> [What the exercise asks]: Across all the lines below, how many contain the string "детьми"? Please reply with the number only.

____________

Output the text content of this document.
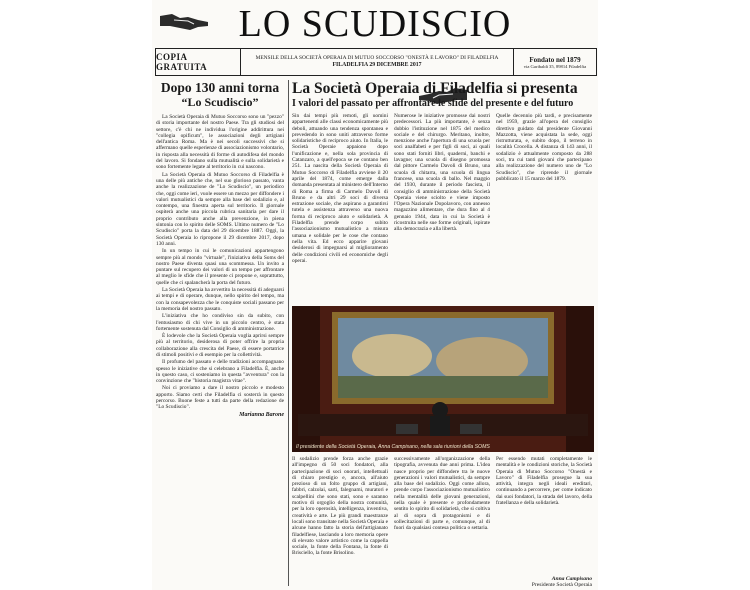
LO SCUDISCIO
COPIA GRATUITA
MENSILE DELLA SOCIETÀ OPERAIA DI MUTUO SOCCORSO "ONESTÀ E LAVORO" DI FILADELFIA
FILADELFIA 29 DICEMBRE 2017
Fondato nel 1879
via Garibaldi 35, 89814 Filadelfia
Dopo 130 anni torna
“Lo Scudiscio”

La Società Operaia di Mutuo Soccorso sono un "pezzo" di storia importante del nostro Paese. Tra gli studiosi del settore, c'è chi ne individua l'origine addirittura nei "collegia opificum", le associazioni degli artigiani dell'antica Roma. Ma è nei secoli successivi che si affermano quelle esperienze di associazionismo volontario, in risposta alla necessità di forme di autodifesa del mondo del lavoro. Si fondano sulla mutualità e sulla solidarietà e sono fortemente legate al territorio in cui nascono.

La Società Operaia di Mutuo Soccorso di Filadelfia è una delle più antiche che, nel suo glorioso passato, vanta anche la realizzazione de "Lo Scudiscio", un periodico che, oggi come ieri, vuole essere un mezzo per diffondere i valori mutualistici da sempre alla base del sodalizio e, al contempo, una finestra aperta sul territorio. Il giornale ospiterà anche una piccola rubrica sanitaria per dare il proprio contributo anche alla prevenzione, in piena sintonia con lo spirito delle SOMS. Ultimo numero de "Lo Scudiscio" porta la data del 29 dicembre 1887. Oggi, la Società Operaia lo ripropone il 29 dicembre 2017, dopo 130 anni.

In un tempo in cui le comunicazioni appartengono sempre più al mondo "virtuale", l'iniziativa della Soms del nostro Paese diventa quasi una scommessa. Un invito a puntare sul recupero dei valori di un tempo per affrontare al meglio le sfide che il presente ci propone e, soprattutto, quelle che ci spalancherà la porta del futuro.

La Società Operaia ha avvertito la necessità di adeguarsi ai tempi e di operare, dunque, nello spirito del tempo, ma con la consapevolezza che le conquiste sociali passano per la memoria del nostro passato.

L'iniziativa che ho condiviso sin da subito, con l'entusiasmo di chi vive in un piccolo centro, è stata fortemente sostenuta dal Consiglio di amministrazione.

È lodevole che la Società Operaia voglia aprirsi sempre più al territorio, desiderosa di poter offrire la propria collaborazione alla crescita del Paese, di essere portatrice di stimoli positivi e di esempio per la collettività.

Il profumo del passato e delle tradizioni accompagnano spesso le iniziative che si celebrano a Filadelfia. È, anche in questo caso, ci sosteniamo in questa "avventura" con la convinzione che "historia magistra vitae".

Noi ci proviamo a dare il nostro piccolo e modesto apporto. Siamo certi che Filadelfia ci sosterrà in questo percorso. Buone feste a tutti da parte della redazione de "Lo Scudiscio".

Marianna Barone
La Società Operaia di Filadelfia si presenta
I valori del passato per affrontare le sfide del presente e del futuro
Sin dai tempi più remoti, gli uomini appartenenti alle classi economicamente più deboli, attuando una tendenza spontanea e prevedendo in sono uniti attraverso forme solidaristiche di reciproco aiuto. In Italia, le Società Operaie appaiono dopo l'unificazione e, nella sola provincia di Catanzaro, a quell'epoca se ne contano ben 251. La nascita della Società Operaia di Mutuo Soccorso di Filadelfia avviene il 20 aprile del 1874, come emerge dalla domanda presentata al ministero dell'Interno di Roma a firma di Carmelo Davoli di Bruno e da altri 29 soci di diversa estrazione sociale, che aspirano a garantirsi tutela e assistenza attraverso una nuova forma di reciproco aiuto e solidarietà. A Filadelfia prende corpo subito l'associazionismo mutualistico a misura umana e solidale per le cose che contano nella vita. Ed ecco apparire giovani desiderosi di impegnarsi al miglioramento delle condizioni civili ed economiche degli operai.
Numerose le iniziative promosse dai nostri predecessori. La più importante, è senza dubbio l'istituzione nel 1875 del medico sociale e del chirurgo. Meritano, inoltre, menzione anche l'apertura di una scuola per soci analfabeti e per figli di soci, ai quali sono stati forniti libri, quaderni, banchi e lavagne; una scuola di disegno promossa dal pittore Carmelo Davoli di Bruno, una scuola di chitarra, una scuola di lingua francese, una scuola di ballo. Nel maggio del 1930, durante il periodo fascista, il consiglio di amministrazione della Società Operaia viene sciolto e viene imposto l'Opera Nazionale Dopolavoro, con annesso magazzino alimentare, che dura fino al 4 gennaio 1944, data in cui la Società è ricostruita nelle sue forme originali, ispirate alla democrazia e alla libertà.
Quelle decennio più tardi, e precisamente nel 1959, grazie all'opera del consiglio direttivo guidato dal presidente Giovanni Mazzotta, viene acquistata la sede, oggi ristrutturata, e, subito dopo, il terreno in località Crocella. A distanza di 143 anni, il sodalizio è attualmente composto da 288 soci, tra cui tanti giovani che partecipano alla realizzazione del numero uno de "Lo Scudiscio", che riprende il giornale pubblicato il 15 marzo del 1879.
Il presidente della Società Operaia, Anna Campisano, nella sala riunioni della SOMS
Il sodalizio prende forza anche grazie all'impegno di 50 soci fondatori, alla partecipazione di soci onorari, intellettuali di chiaro prestigio e, ancora, all'aiuto prezioso di un folto gruppo di artigiani, fabbri, calzolai, sarti, falegnami, muratori e scalpellini che sono stati, sono e saranno motivo di orgoglio della nostra comunità, per la loro operosità, intelligenza, inventiva, creatività e arte. Le più grandi maestranze locali sono transitate nella Società Operaia e alcune hanno fatto la storia dell'artigianato filadelfiese, lasciando a loro memoria opere di elevato valore artistico come la cappella sociale, la fonte della Fontana, la fonte di Brisciello, la fonte Brisolino.
successivamente all'organizzazione della tipografia, avvenuta due anni prima. L'idea nasce proprio per diffondere tra le nuove generazioni i valori mutualistici, da sempre alla base del sodalizio. Oggi come allora, prende corpo l'associazionismo mutualistico nella mentalità delle giovani generazioni, nella quale è presente e profondamente sentito lo spirito di solidarietà, che si coltiva al di sopra di protagonismi e di sollecitazioni di parte e, comunque, al di fuori da qualsiasi contesa politica o settaria.
Per essendo mutati completamente le mentalità e le condizioni storiche, la Società Operaia di Mutuo Soccorso "Onestà e Lavoro" di Filadelfia prosegue la sua attività, integra negli ideali ereditari, continuando a percorrere, per come indicato dai suoi fondatori, la strada del lavoro, della fratellanza e della solidarietà.
Anna Campisano
Presidente Società Operaia
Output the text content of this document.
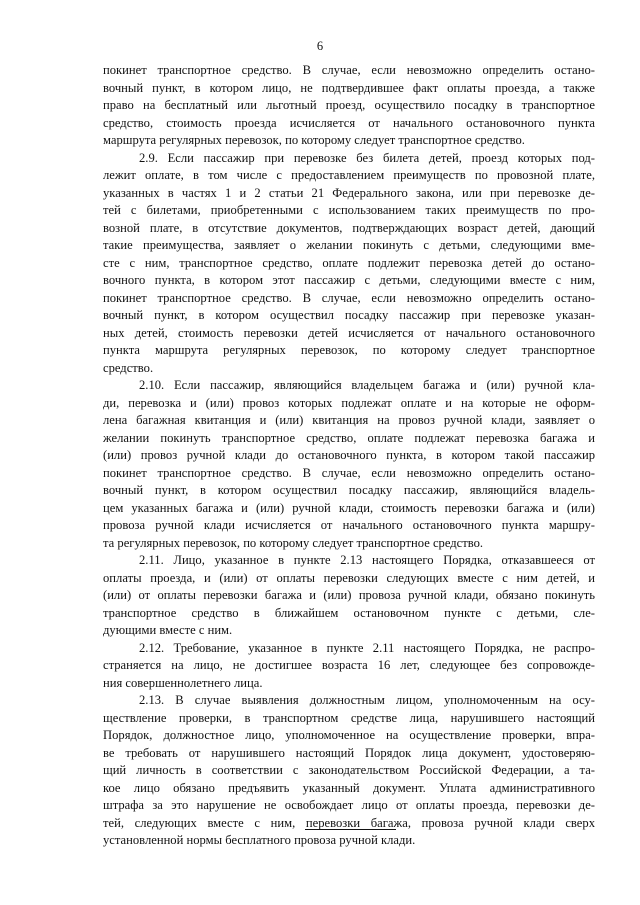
6
покинет транспортное средство. В случае, если невозможно определить остано-
вочный пункт, в котором лицо, не подтвердившее факт оплаты проезда, а также
право на бесплатный или льготный проезд, осуществило посадку в транспортное
средство, стоимость проезда исчисляется от начального остановочного пункта
маршрута регулярных перевозок, по которому следует транспортное средство.
2.9. Если пассажир при перевозке без билета детей, проезд которых под-
лежит оплате, в том числе с предоставлением преимуществ по провозной плате,
указанных в частях 1 и 2 статьи 21 Федерального закона, или при перевозке де-
тей с билетами, приобретенными с использованием таких преимуществ по про-
возной плате, в отсутствие документов, подтверждающих возраст детей, дающий
такие преимущества, заявляет о желании покинуть с детьми, следующими вме-
сте с ним, транспортное средство, оплате подлежит перевозка детей до остано-
вочного пункта, в котором этот пассажир с детьми, следующими вместе с ним,
покинет транспортное средство. В случае, если невозможно определить остано-
вочный пункт, в котором осуществил посадку пассажир при перевозке указан-
ных детей, стоимость перевозки детей исчисляется от начального остановочного
пункта маршрута регулярных перевозок, по которому следует транспортное
средство.
2.10. Если пассажир, являющийся владельцем багажа и (или) ручной кла-
ди, перевозка и (или) провоз которых подлежат оплате и на которые не оформ-
лена багажная квитанция и (или) квитанция на провоз ручной клади, заявляет о
желании покинуть транспортное средство, оплате подлежат перевозка багажа и
(или) провоз ручной клади до остановочного пункта, в котором такой пассажир
покинет транспортное средство. В случае, если невозможно определить остано-
вочный пункт, в котором осуществил посадку пассажир, являющийся владель-
цем указанных багажа и (или) ручной клади, стоимость перевозки багажа и (или)
провоза ручной клади исчисляется от начального остановочного пункта маршру-
та регулярных перевозок, по которому следует транспортное средство.
2.11. Лицо, указанное в пункте 2.13 настоящего Порядка, отказавшееся от
оплаты проезда, и (или) от оплаты перевозки следующих вместе с ним детей, и
(или) от оплаты перевозки багажа и (или) провоза ручной клади, обязано покинуть
транспортное средство в ближайшем остановочном пункте с детьми, сле-
дующими вместе с ним.
2.12. Требование, указанное в пункте 2.11 настоящего Порядка, не распро-
страняется на лицо, не достигшее возраста 16 лет, следующее без сопровожде-
ния совершеннолетнего лица.
2.13. В случае выявления должностным лицом, уполномоченным на осу-
ществление проверки, в транспортном средстве лица, нарушившего настоящий
Порядок, должностное лицо, уполномоченное на осуществление проверки, впра-
ве требовать от нарушившего настоящий Порядок лица документ, удостоверяю-
щий личность в соответствии с законодательством Российской Федерации, а та-
кое лицо обязано предъявить указанный документ. Уплата административного
штрафа за это нарушение не освобождает лицо от оплаты проезда, перевозки де-
тей, следующих вместе с ним, перевозки багажа, провоза ручной клади сверх
установленной нормы бесплатного провоза ручной клади.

____________

> [Solution for this exercise]: 3